━━ Record set ━━

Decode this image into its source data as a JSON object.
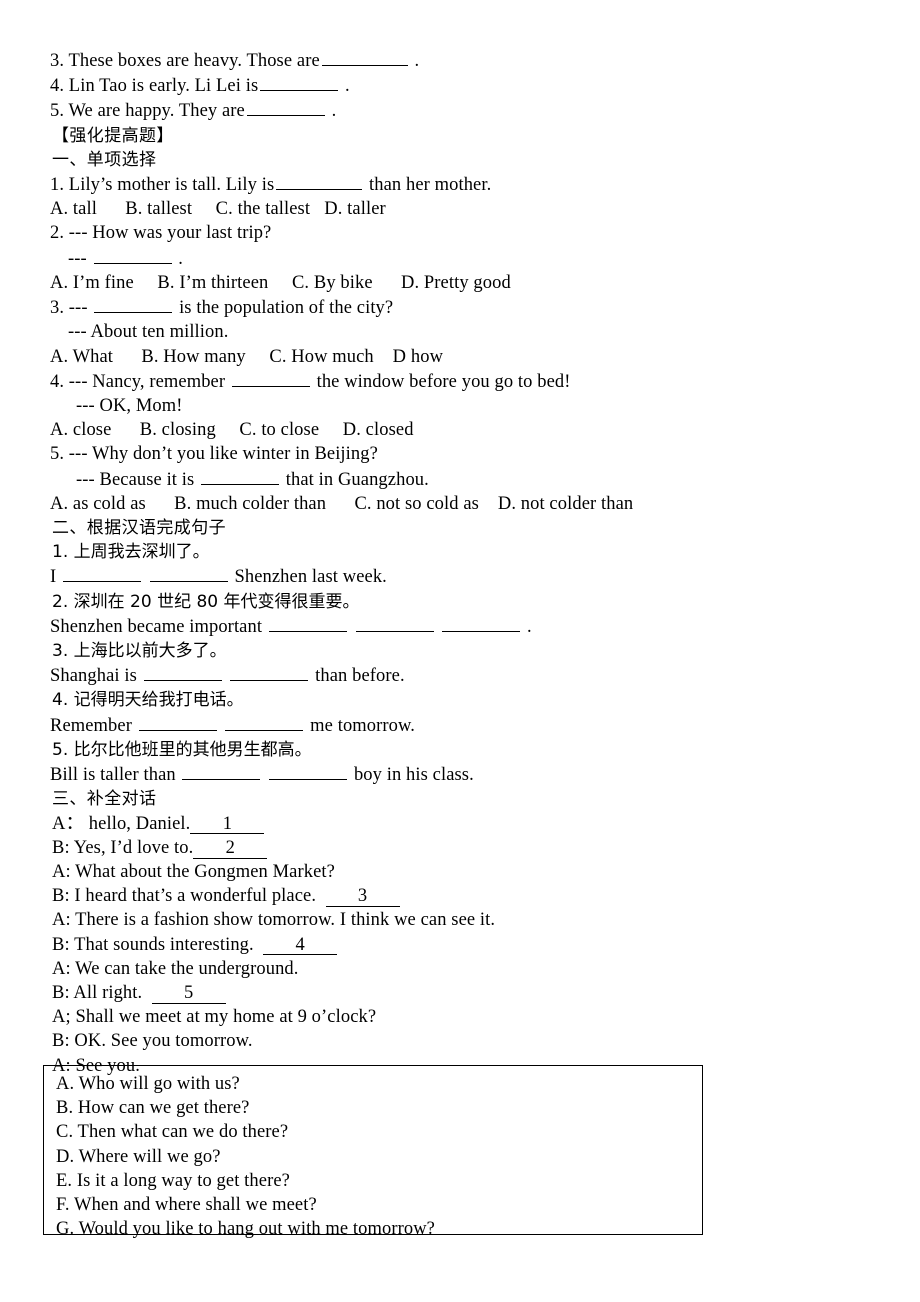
{
  "document": {
    "top_fill_in_items": [
      "3. These boxes are heavy. Those are",
      "4. Lin Tao is early. Li Lei is",
      "5. We are happy. They are"
    ],
    "top_fill_in_tail": ".",
    "enhancement_heading": "【强化提高题】",
    "section_one": {
      "heading": "一、单项选择",
      "q1": {
        "stem_before": "1. Lily’s mother is tall. Lily is",
        "stem_after": "than her mother.",
        "options": "A. tall      B. tallest     C. the tallest   D. taller"
      },
      "q2": {
        "stem": "2. --- How was your last trip?",
        "answer_line_prefix": "---",
        "answer_line_suffix": ".",
        "options": "A. I’m fine     B. I’m thirteen     C. By bike      D. Pretty good"
      },
      "q3": {
        "stem_before": "3. ---",
        "stem_after": "is the population of the city?",
        "reply": "--- About ten million.",
        "options": "A. What      B. How many     C. How much    D how"
      },
      "q4": {
        "stem_before": "4. --- Nancy, remember",
        "stem_after": "the window before you go to bed!",
        "reply": "--- OK, Mom!",
        "options": "A. close      B. closing     C. to close     D. closed"
      },
      "q5": {
        "stem": "5. --- Why don’t you like winter in Beijing?",
        "reply_before": "--- Because it is",
        "reply_after": "that in Guangzhou.",
        "options": "A. as cold as      B. much colder than      C. not so cold as    D. not colder than"
      }
    },
    "section_two": {
      "heading": "二、根据汉语完成句子",
      "items": [
        {
          "chinese": "1. 上周我去深圳了。",
          "english_before": "I",
          "english_after": "Shenzhen last week.",
          "blanks": 2
        },
        {
          "chinese": "2. 深圳在 20 世纪 80 年代变得很重要。",
          "english_before": "Shenzhen became important",
          "english_after": ".",
          "blanks": 3
        },
        {
          "chinese": "3. 上海比以前大多了。",
          "english_before": "Shanghai is",
          "english_after": "than before.",
          "blanks": 2
        },
        {
          "chinese": "4. 记得明天给我打电话。",
          "english_before": "Remember",
          "english_after": "me tomorrow.",
          "blanks": 2
        },
        {
          "chinese": "5. 比尔比他班里的其他男生都高。",
          "english_before": "Bill is taller than",
          "english_after": "boy in his class.",
          "blanks": 2
        }
      ]
    },
    "section_three": {
      "heading": "三、补全对话",
      "dialogue": [
        {
          "speaker": "A：",
          "text": "hello, Daniel.",
          "blank_number": "1"
        },
        {
          "speaker": "B:",
          "text": "Yes, I’d love to.",
          "blank_number": "2"
        },
        {
          "speaker": "A:",
          "text": "What about the Gongmen Market?",
          "blank_number": ""
        },
        {
          "speaker": "B:",
          "text": "I heard that’s a wonderful place.",
          "blank_number": "3"
        },
        {
          "speaker": "A:",
          "text": "There is a fashion show tomorrow. I think we can see it.",
          "blank_number": ""
        },
        {
          "speaker": "B:",
          "text": "That sounds interesting.",
          "blank_number": "4"
        },
        {
          "speaker": "A:",
          "text": "We can take the underground.",
          "blank_number": ""
        },
        {
          "speaker": "B:",
          "text": "All right.",
          "blank_number": "5"
        },
        {
          "speaker": "A;",
          "text": "Shall we meet at my home at 9 o’clock?",
          "blank_number": ""
        },
        {
          "speaker": "B:",
          "text": "OK. See you tomorrow.",
          "blank_number": ""
        },
        {
          "speaker": "A:",
          "text": "See you.",
          "blank_number": ""
        }
      ],
      "options_box": [
        "A. Who will go with us?",
        "B. How can we get there?",
        "C. Then what can we do there?",
        "D. Where will we go?",
        "E. Is it a long way to get there?",
        "F. When and where shall we meet?",
        "G. Would you like to hang out with me tomorrow?"
      ]
    }
  }
}
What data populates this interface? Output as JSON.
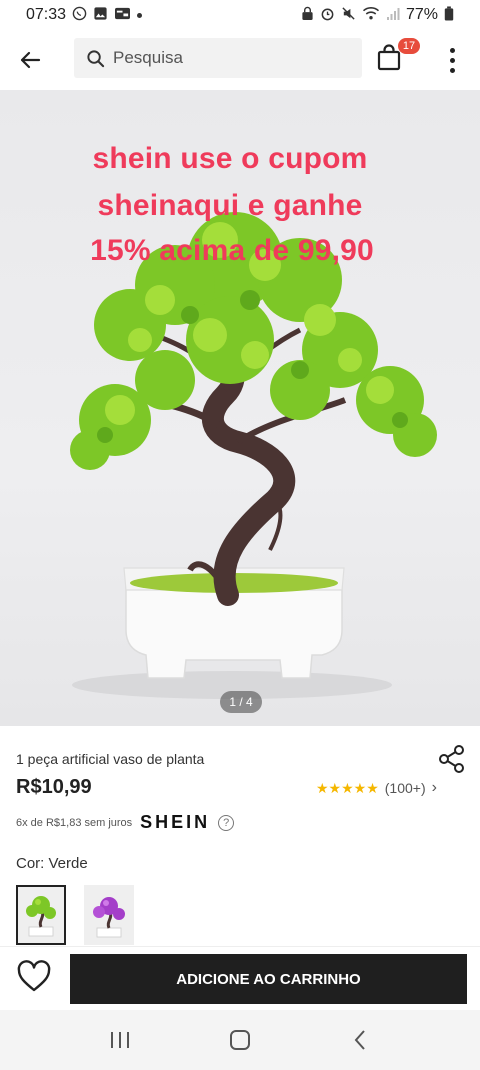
{
  "status_bar": {
    "time": "07:33",
    "battery": "77%"
  },
  "header": {
    "search_placeholder": "Pesquisa",
    "cart_count": "17"
  },
  "gallery": {
    "promo_lines": [
      "shein use o cupom",
      "sheinaqui e ganhe",
      "15% acima de 99,90"
    ],
    "counter": "1 / 4",
    "promo_color": "#ef3b5b"
  },
  "product": {
    "title": "1 peça artificial vaso de planta",
    "price": "R$10,99",
    "rating_stars": "★★★★★",
    "rating_count": "(100+)",
    "installment": "6x de R$1,83 sem juros",
    "brand_logo": "SHEIN",
    "color_label": "Cor: Verde",
    "swatches": [
      "green-bonsai",
      "purple-bonsai"
    ]
  },
  "actions": {
    "add_to_cart": "ADICIONE AO CARRINHO"
  },
  "icons": {
    "back": "arrow-left-icon",
    "search": "search-icon",
    "cart": "shopping-bag-icon",
    "more": "kebab-menu-icon",
    "share": "share-icon",
    "wishlist": "heart-icon",
    "help": "question-icon"
  }
}
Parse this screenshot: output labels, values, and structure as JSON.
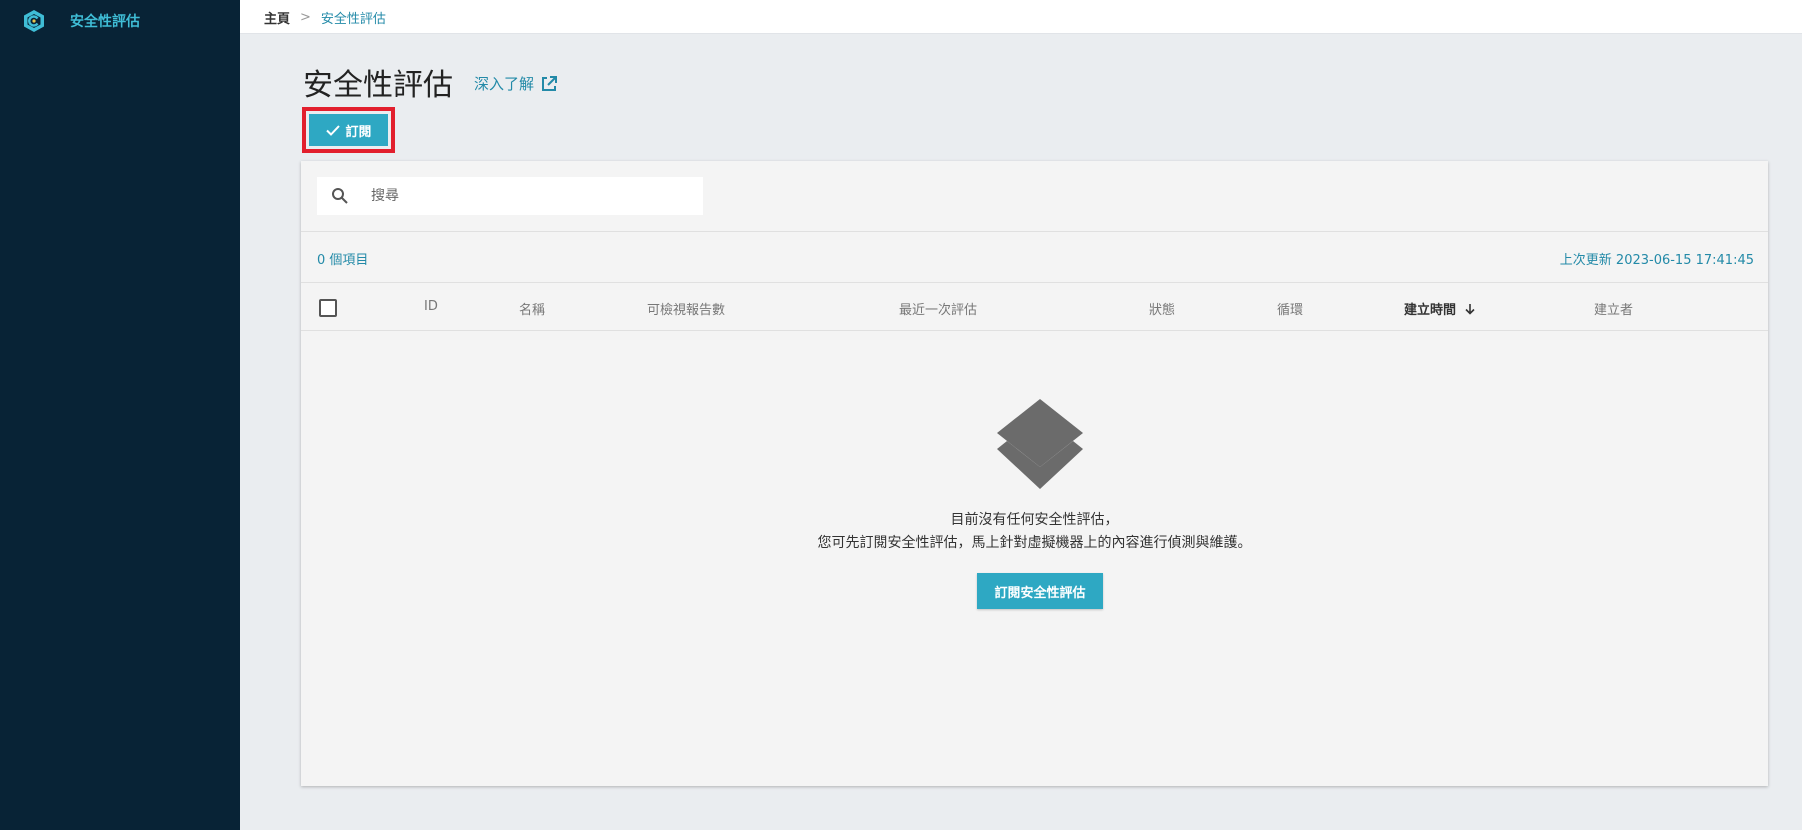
{
  "sidebar": {
    "logo_icon": "hexagon-logo-icon",
    "title": "安全性評估"
  },
  "breadcrumb": {
    "home": "主頁",
    "separator": ">",
    "current": "安全性評估"
  },
  "page": {
    "title": "安全性評估",
    "learn_more": "深入了解",
    "learn_more_icon": "external-link-icon"
  },
  "toolbar": {
    "subscribe_label": "訂閱",
    "subscribe_icon": "check-icon"
  },
  "search": {
    "placeholder": "搜尋",
    "value": ""
  },
  "summary": {
    "item_count": "0 個項目",
    "last_update": "上次更新 2023-06-15 17:41:45"
  },
  "table": {
    "columns": [
      "ID",
      "名稱",
      "可檢視報告數",
      "最近一次評估",
      "狀態",
      "循環",
      "建立時間",
      "建立者"
    ],
    "sorted_column_index": 6,
    "sort_direction": "descending"
  },
  "empty_state": {
    "icon": "layers-icon",
    "line1": "目前沒有任何安全性評估，",
    "line2": "您可先訂閱安全性評估，馬上針對虛擬機器上的內容進行偵測與維護。",
    "button_label": "訂閱安全性評估"
  },
  "colors": {
    "sidebar_bg": "#082336",
    "accent": "#2ea8c3",
    "link": "#238aa8",
    "highlight_border": "#e21f2d",
    "page_bg": "#eaedf0"
  }
}
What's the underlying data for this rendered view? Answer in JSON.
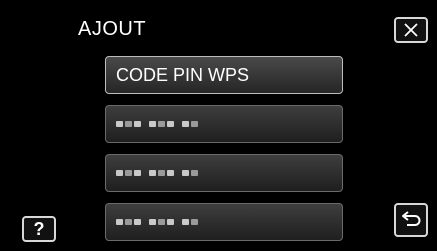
{
  "header": {
    "title": "AJOUT",
    "close_icon": "close-icon"
  },
  "menu": {
    "items": [
      {
        "label": "CODE PIN WPS",
        "enabled": true
      },
      {
        "label": "",
        "enabled": false
      },
      {
        "label": "",
        "enabled": false
      },
      {
        "label": "",
        "enabled": false
      }
    ]
  },
  "footer": {
    "help_label": "?",
    "back_icon": "back-arrow-icon"
  },
  "colors": {
    "background": "#000000",
    "button_border": "#bdbdbd",
    "text": "#ffffff"
  }
}
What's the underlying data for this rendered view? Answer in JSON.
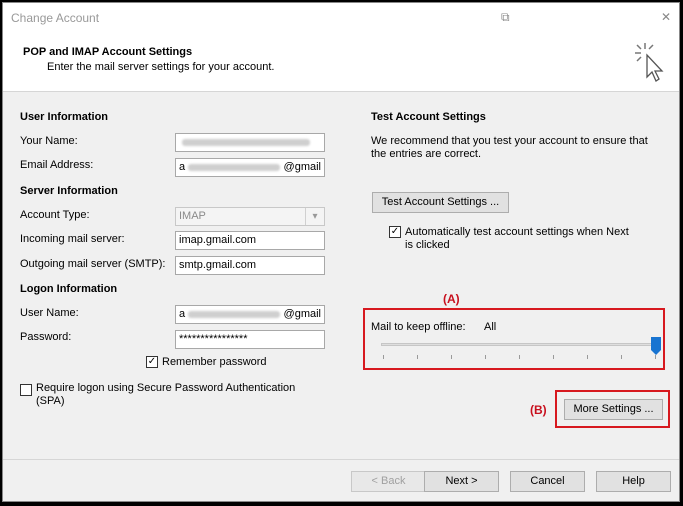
{
  "window": {
    "title": "Change Account",
    "restore_glyph": "⧉",
    "close_glyph": "✕"
  },
  "header": {
    "title": "POP and IMAP Account Settings",
    "subtitle": "Enter the mail server settings for your account."
  },
  "user_info": {
    "heading": "User Information",
    "your_name_label": "Your Name:",
    "email_label": "Email Address:",
    "email_suffix": "@gmail",
    "email_prefix_char": "a"
  },
  "server_info": {
    "heading": "Server Information",
    "account_type_label": "Account Type:",
    "account_type_value": "IMAP",
    "incoming_label": "Incoming mail server:",
    "incoming_value": "imap.gmail.com",
    "outgoing_label": "Outgoing mail server (SMTP):",
    "outgoing_value": "smtp.gmail.com"
  },
  "logon_info": {
    "heading": "Logon Information",
    "username_label": "User Name:",
    "username_suffix": "@gmail",
    "username_prefix_char": "a",
    "password_label": "Password:",
    "password_value": "****************",
    "remember_label": "Remember password",
    "remember_checked": true,
    "spa_label_line1": "Require logon using Secure Password Authentication",
    "spa_label_line2": "(SPA)",
    "spa_checked": false
  },
  "test_settings": {
    "heading": "Test Account Settings",
    "desc_line1": "We recommend that you test your account to ensure that",
    "desc_line2": "the entries are correct.",
    "test_button": "Test Account Settings ...",
    "auto_test_line1": "Automatically test account settings when Next",
    "auto_test_line2": "is clicked",
    "auto_test_checked": true
  },
  "offline": {
    "annotation": "(A)",
    "label": "Mail to keep offline:",
    "value": "All",
    "slider_level": 1.0
  },
  "more_settings": {
    "annotation": "(B)",
    "button": "More Settings ..."
  },
  "footer": {
    "back": "< Back",
    "next": "Next >",
    "cancel": "Cancel",
    "help": "Help"
  },
  "colors": {
    "annotation_red": "#d7191f",
    "slider_blue": "#1874d1"
  }
}
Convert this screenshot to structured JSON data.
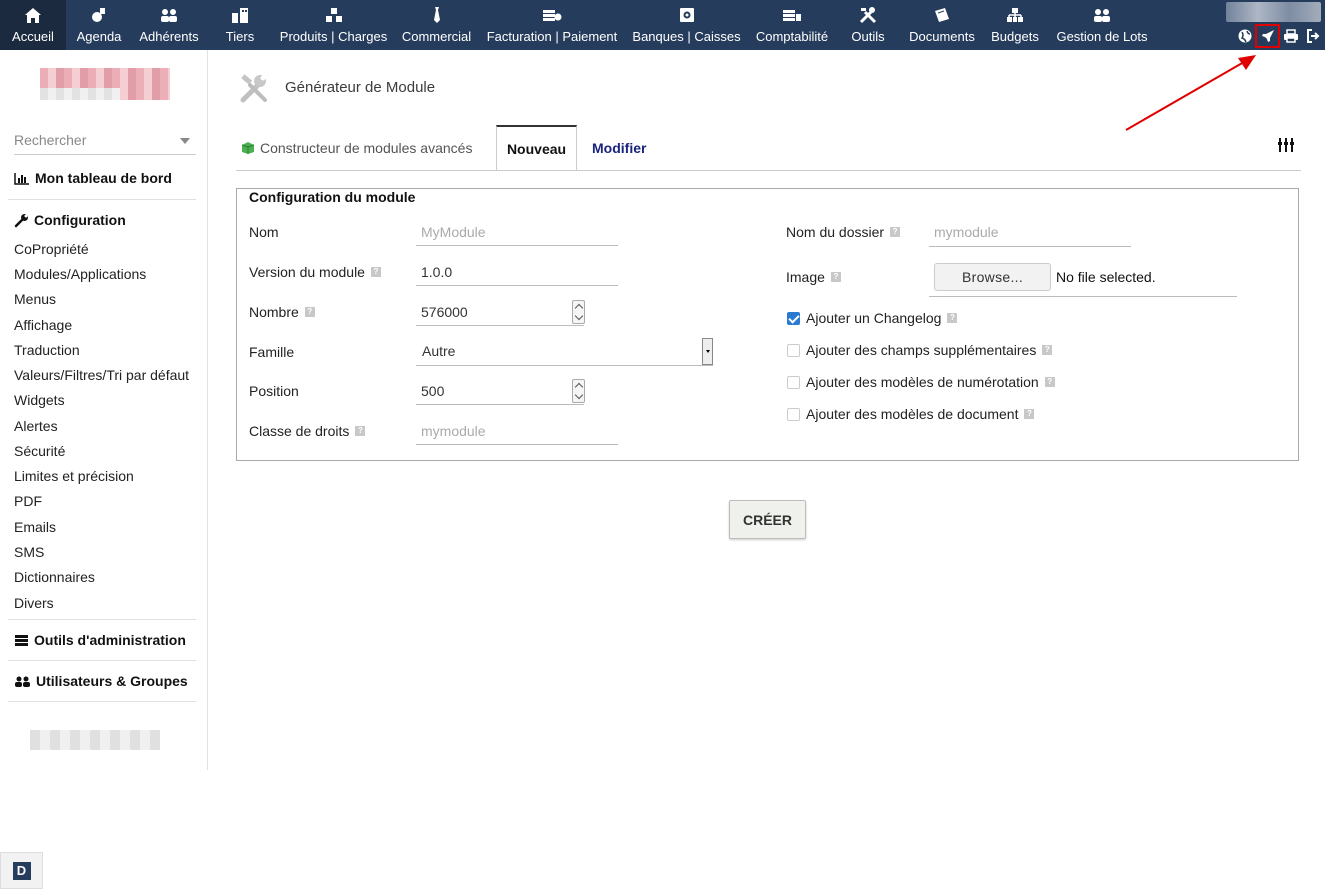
{
  "topbar": {
    "menu": [
      {
        "label": "Accueil",
        "icon": "home-icon"
      },
      {
        "label": "Agenda",
        "icon": "agenda-icon"
      },
      {
        "label": "Adhérents",
        "icon": "members-icon"
      },
      {
        "label": "Tiers",
        "icon": "building-icon"
      },
      {
        "label": "Produits | Charges",
        "icon": "products-icon"
      },
      {
        "label": "Commercial",
        "icon": "commercial-icon"
      },
      {
        "label": "Facturation | Paiement",
        "icon": "billing-icon"
      },
      {
        "label": "Banques | Caisses",
        "icon": "bank-icon"
      },
      {
        "label": "Comptabilité",
        "icon": "accounting-icon"
      },
      {
        "label": "Outils",
        "icon": "tools-icon"
      },
      {
        "label": "Documents",
        "icon": "documents-icon"
      },
      {
        "label": "Budgets",
        "icon": "budgets-icon"
      },
      {
        "label": "Gestion de Lots",
        "icon": "lots-icon"
      }
    ],
    "active": "Accueil",
    "right_icons": [
      "globe-icon",
      "rocket-icon",
      "print-icon",
      "logout-icon"
    ],
    "highlighted_icon": "rocket-icon"
  },
  "sidebar": {
    "search_placeholder": "Rechercher",
    "sections": {
      "dashboard": "Mon tableau de bord",
      "configuration": "Configuration",
      "admin_tools": "Outils d'administration",
      "users_groups": "Utilisateurs & Groupes"
    },
    "items": [
      "CoPropriété",
      "Modules/Applications",
      "Menus",
      "Affichage",
      "Traduction",
      "Valeurs/Filtres/Tri par défaut",
      "Widgets",
      "Alertes",
      "Sécurité",
      "Limites et précision",
      "PDF",
      "Emails",
      "SMS",
      "Dictionnaires",
      "Divers"
    ]
  },
  "main": {
    "title": "Générateur de Module",
    "tabs": {
      "advanced": "Constructeur de modules avancés",
      "new": "Nouveau",
      "modify": "Modifier"
    },
    "active_tab": "Nouveau",
    "fieldset_legend": "Configuration du module",
    "form": {
      "nom_label": "Nom",
      "nom_placeholder": "MyModule",
      "version_label": "Version du module",
      "version_value": "1.0.0",
      "nombre_label": "Nombre",
      "nombre_value": "576000",
      "famille_label": "Famille",
      "famille_value": "Autre",
      "position_label": "Position",
      "position_value": "500",
      "classe_label": "Classe de droits",
      "classe_placeholder": "mymodule",
      "dossier_label": "Nom du dossier",
      "dossier_placeholder": "mymodule",
      "image_label": "Image",
      "browse_label": "Browse...",
      "file_status": "No file selected.",
      "checkboxes": [
        {
          "label": "Ajouter un Changelog",
          "checked": true
        },
        {
          "label": "Ajouter des champs supplémentaires",
          "checked": false
        },
        {
          "label": "Ajouter des modèles de numérotation",
          "checked": false
        },
        {
          "label": "Ajouter des modèles de document",
          "checked": false
        }
      ]
    },
    "create_button": "CRÉER"
  },
  "colors": {
    "topbar_bg": "#263c5c",
    "active_tab_bg": "#1b2a3f",
    "annotation_red": "#e00000",
    "modify_tab": "#1a237e",
    "checkbox_checked": "#2a7ad1"
  }
}
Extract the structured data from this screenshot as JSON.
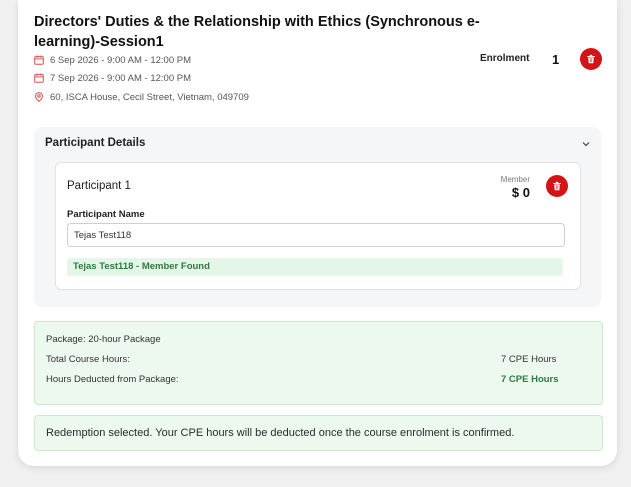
{
  "course": {
    "title": "Directors' Duties & the Relationship with Ethics (Synchronous e-learning)-Session1",
    "dates": [
      "6 Sep 2026 - 9:00 AM - 12:00 PM",
      "7 Sep 2026 - 9:00 AM - 12:00 PM"
    ],
    "location": "60, ISCA House, Cecil Street, Vietnam, 049709",
    "enrolment_label": "Enrolment",
    "enrolment_count": "1"
  },
  "participant_details": {
    "title": "Participant Details",
    "participant": {
      "title": "Participant 1",
      "member_label": "Member",
      "price": "$ 0",
      "name_label": "Participant Name",
      "name_value": "Tejas Test118",
      "status": "Tejas Test118 - Member Found"
    }
  },
  "package": {
    "name": "Package: 20-hour Package",
    "total_hours_label": "Total Course Hours:",
    "total_hours_value": "7 CPE Hours",
    "deducted_label": "Hours Deducted from Package:",
    "deducted_value": "7 CPE Hours"
  },
  "notice": "Redemption selected. Your CPE hours will be deducted once the course enrolment is confirmed.",
  "colors": {
    "danger": "#d41317",
    "success_text": "#2d7a3e",
    "success_bg": "#edf9ef",
    "icon_red": "#d9534f"
  },
  "icons": {
    "date": "calendar-icon",
    "location": "location-pin-icon",
    "delete": "trash-icon",
    "collapse": "chevron-down-icon"
  }
}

━━━

* Instructions for the task *
Retype exactly, and only, the lines from the one containing "Extract the structured" through the end of the material, leaving aside every picture.

* Solution to this exercise *
Extract the structured data from this screenshot as JSON.
{
  "course": {
    "title": "Directors' Duties & the Relationship with Ethics (Synchronous e-learning)-Session1",
    "dates": [
      "6 Sep 2026 - 9:00 AM - 12:00 PM",
      "7 Sep 2026 - 9:00 AM - 12:00 PM"
    ],
    "location": "60, ISCA House, Cecil Street, Vietnam, 049709",
    "enrolment_label": "Enrolment",
    "enrolment_count": "1"
  },
  "participant_details": {
    "title": "Participant Details",
    "participant": {
      "title": "Participant 1",
      "member_label": "Member",
      "price": "$ 0",
      "name_label": "Participant Name",
      "name_value": "Tejas Test118",
      "status": "Tejas Test118 - Member Found"
    }
  },
  "package": {
    "name": "Package: 20-hour Package",
    "total_hours_label": "Total Course Hours:",
    "total_hours_value": "7 CPE Hours",
    "deducted_label": "Hours Deducted from Package:",
    "deducted_value": "7 CPE Hours"
  },
  "notice": "Redemption selected. Your CPE hours will be deducted once the course enrolment is confirmed.",
  "colors": {
    "danger": "#d41317",
    "success_text": "#2d7a3e",
    "success_bg": "#edf9ef",
    "icon_red": "#d9534f"
  },
  "icons": {
    "date": "calendar-icon",
    "location": "location-pin-icon",
    "delete": "trash-icon",
    "collapse": "chevron-down-icon"
  }
}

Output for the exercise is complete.